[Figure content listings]
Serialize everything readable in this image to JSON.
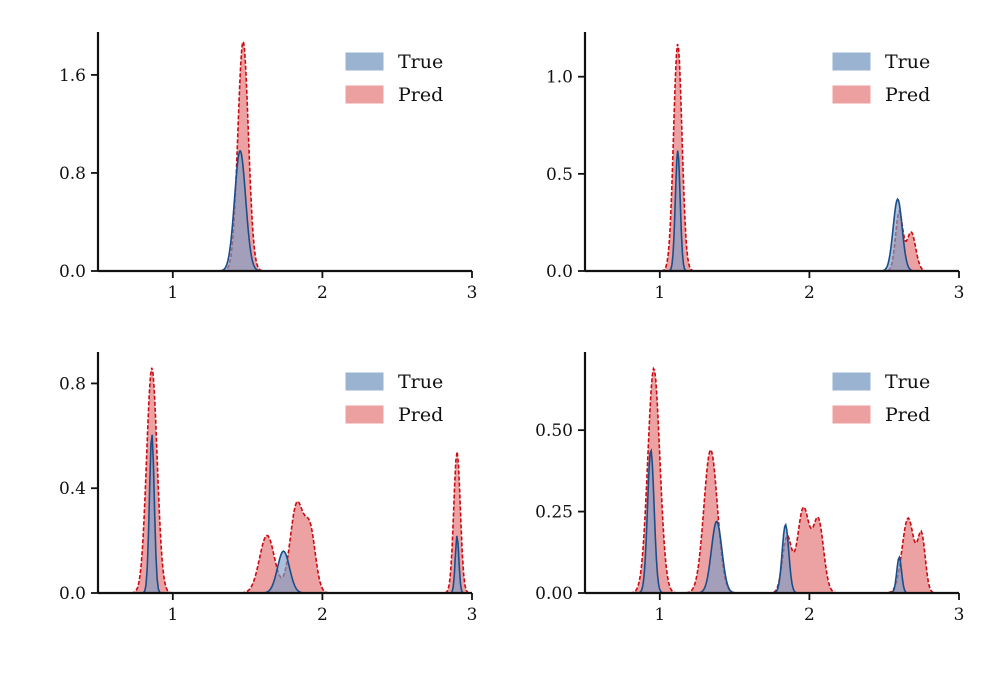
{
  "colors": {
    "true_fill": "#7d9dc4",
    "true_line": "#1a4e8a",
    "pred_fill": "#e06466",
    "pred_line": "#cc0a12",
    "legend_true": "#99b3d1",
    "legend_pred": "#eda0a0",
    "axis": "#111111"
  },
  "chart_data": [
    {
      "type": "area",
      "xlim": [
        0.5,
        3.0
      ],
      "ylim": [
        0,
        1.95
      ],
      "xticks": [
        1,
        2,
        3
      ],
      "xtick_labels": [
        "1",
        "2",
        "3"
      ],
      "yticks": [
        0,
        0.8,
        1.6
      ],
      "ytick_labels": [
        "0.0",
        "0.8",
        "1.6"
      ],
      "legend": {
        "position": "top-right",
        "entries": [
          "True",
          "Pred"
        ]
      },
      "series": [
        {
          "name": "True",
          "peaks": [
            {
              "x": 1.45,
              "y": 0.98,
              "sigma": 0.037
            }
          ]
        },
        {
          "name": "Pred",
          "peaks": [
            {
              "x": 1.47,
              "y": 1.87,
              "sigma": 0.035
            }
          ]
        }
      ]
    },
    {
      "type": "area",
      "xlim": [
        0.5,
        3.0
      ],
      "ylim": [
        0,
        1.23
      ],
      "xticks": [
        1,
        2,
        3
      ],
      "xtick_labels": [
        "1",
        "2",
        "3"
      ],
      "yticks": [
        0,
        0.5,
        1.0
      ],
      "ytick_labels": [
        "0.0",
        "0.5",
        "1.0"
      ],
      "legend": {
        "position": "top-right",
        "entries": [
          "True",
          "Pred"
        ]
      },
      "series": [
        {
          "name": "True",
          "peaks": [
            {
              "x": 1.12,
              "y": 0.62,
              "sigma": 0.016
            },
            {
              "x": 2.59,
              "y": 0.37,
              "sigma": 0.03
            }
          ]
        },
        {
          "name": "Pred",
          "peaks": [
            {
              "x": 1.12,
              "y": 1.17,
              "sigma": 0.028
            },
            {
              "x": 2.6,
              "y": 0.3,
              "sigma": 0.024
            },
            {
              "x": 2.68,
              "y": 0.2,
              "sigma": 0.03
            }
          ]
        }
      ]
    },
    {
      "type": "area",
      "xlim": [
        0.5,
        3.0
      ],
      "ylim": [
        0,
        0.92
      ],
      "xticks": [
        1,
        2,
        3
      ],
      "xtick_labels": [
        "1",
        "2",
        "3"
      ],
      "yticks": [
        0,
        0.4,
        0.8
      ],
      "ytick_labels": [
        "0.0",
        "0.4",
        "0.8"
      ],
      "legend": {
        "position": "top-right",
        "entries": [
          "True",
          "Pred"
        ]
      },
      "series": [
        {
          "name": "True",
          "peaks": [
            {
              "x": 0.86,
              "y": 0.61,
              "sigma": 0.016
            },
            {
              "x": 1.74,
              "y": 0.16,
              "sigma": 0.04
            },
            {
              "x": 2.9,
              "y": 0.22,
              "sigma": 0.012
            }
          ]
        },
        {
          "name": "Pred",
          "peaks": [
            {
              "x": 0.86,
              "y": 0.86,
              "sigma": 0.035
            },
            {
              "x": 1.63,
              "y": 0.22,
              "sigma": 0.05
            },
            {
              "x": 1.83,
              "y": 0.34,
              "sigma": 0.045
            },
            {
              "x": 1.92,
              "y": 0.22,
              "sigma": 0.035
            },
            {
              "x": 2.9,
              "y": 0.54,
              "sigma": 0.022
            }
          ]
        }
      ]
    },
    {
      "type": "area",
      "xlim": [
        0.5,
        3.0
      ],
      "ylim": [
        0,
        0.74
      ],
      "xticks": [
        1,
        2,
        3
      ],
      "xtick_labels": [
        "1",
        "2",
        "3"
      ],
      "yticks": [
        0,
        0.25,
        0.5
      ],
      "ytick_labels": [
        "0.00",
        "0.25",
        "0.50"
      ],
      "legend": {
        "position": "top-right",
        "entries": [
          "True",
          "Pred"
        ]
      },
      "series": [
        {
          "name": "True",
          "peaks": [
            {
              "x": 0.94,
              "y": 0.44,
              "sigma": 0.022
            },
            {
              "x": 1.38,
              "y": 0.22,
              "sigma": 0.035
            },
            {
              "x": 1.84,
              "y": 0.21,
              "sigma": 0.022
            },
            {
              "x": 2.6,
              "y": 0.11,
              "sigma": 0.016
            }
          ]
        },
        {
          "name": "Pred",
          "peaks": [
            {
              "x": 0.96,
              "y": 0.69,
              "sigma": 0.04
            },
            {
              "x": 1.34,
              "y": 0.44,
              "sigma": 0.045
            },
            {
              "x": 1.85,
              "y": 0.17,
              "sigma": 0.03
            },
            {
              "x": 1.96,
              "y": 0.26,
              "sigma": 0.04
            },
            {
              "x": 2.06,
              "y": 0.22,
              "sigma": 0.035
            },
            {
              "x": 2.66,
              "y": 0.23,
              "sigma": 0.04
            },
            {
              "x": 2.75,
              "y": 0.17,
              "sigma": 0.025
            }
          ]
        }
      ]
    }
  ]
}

--

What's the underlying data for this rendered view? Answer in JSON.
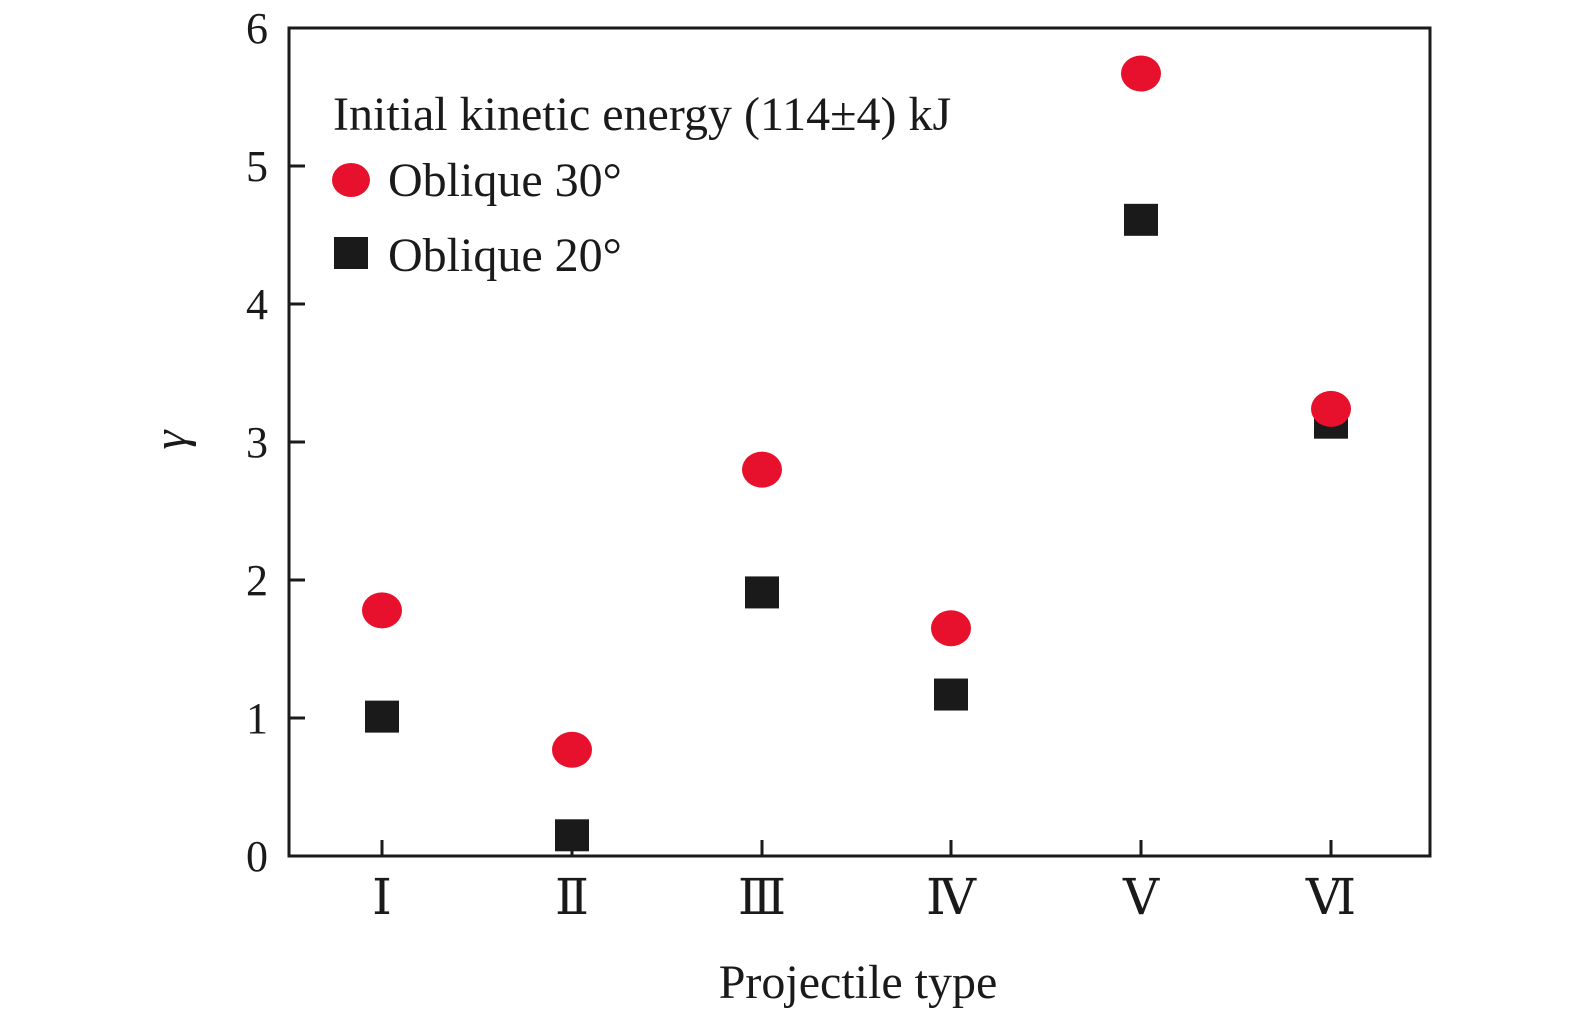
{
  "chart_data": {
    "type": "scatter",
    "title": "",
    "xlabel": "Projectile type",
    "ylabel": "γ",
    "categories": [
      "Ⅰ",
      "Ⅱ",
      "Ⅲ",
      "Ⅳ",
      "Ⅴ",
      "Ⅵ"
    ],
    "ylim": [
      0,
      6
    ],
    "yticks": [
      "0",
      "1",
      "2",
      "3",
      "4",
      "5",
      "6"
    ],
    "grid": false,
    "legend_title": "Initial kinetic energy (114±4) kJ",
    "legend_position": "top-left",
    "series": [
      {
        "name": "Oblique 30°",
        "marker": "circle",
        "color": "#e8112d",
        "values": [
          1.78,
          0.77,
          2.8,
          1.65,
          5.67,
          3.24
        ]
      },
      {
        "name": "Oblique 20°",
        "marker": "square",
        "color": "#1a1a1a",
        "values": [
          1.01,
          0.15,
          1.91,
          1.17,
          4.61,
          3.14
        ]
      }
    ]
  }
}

--

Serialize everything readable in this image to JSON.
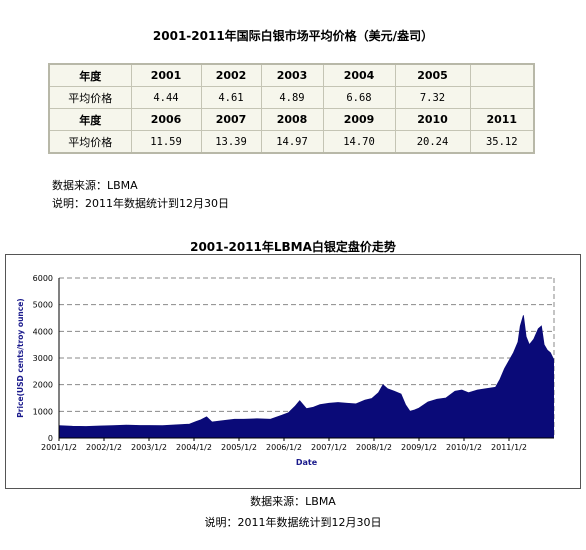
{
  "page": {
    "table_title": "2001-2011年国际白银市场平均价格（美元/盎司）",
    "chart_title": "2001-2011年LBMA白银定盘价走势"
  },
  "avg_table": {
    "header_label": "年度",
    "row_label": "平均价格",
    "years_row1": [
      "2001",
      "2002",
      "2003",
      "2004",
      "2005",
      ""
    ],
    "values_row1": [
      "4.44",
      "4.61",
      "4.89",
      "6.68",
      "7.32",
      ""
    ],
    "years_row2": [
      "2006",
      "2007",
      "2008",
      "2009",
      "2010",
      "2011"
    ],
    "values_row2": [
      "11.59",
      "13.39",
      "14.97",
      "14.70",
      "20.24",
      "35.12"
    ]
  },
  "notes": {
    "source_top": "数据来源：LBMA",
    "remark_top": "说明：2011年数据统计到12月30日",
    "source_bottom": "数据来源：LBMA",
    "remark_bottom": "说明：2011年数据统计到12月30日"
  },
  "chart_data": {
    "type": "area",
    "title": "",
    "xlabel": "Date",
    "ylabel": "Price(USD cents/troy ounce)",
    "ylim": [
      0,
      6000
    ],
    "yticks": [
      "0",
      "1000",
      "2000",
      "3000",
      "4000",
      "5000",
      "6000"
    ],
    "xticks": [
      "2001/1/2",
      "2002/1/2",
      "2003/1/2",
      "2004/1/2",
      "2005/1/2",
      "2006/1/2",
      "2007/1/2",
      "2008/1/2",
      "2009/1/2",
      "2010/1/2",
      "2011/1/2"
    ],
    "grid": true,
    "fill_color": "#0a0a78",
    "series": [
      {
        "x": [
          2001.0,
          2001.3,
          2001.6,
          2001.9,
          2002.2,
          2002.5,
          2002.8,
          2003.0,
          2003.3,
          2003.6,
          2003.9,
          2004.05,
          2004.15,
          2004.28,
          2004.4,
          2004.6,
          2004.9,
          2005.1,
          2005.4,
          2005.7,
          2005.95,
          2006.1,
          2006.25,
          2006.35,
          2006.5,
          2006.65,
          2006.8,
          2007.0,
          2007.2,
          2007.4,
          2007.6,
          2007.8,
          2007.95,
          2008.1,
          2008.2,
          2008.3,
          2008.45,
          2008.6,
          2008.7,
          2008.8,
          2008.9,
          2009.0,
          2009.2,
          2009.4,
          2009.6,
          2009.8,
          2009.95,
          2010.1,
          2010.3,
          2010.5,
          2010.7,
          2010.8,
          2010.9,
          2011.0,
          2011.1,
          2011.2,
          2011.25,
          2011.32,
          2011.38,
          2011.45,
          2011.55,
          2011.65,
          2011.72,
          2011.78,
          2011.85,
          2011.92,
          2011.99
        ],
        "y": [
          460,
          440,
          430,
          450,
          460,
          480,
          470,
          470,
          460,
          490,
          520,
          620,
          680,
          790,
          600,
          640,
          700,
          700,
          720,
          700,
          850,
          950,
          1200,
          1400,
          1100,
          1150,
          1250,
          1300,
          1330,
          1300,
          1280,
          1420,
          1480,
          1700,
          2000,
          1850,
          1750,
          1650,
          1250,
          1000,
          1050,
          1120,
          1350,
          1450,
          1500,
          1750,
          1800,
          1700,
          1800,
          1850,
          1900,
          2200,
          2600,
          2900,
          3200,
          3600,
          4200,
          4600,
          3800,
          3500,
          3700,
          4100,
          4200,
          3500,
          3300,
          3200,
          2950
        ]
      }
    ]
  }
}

— THE PROBLEM —
Provide only the number of lines in the records containing the string "xlabel".

— EXERCISE OUTPUT —
2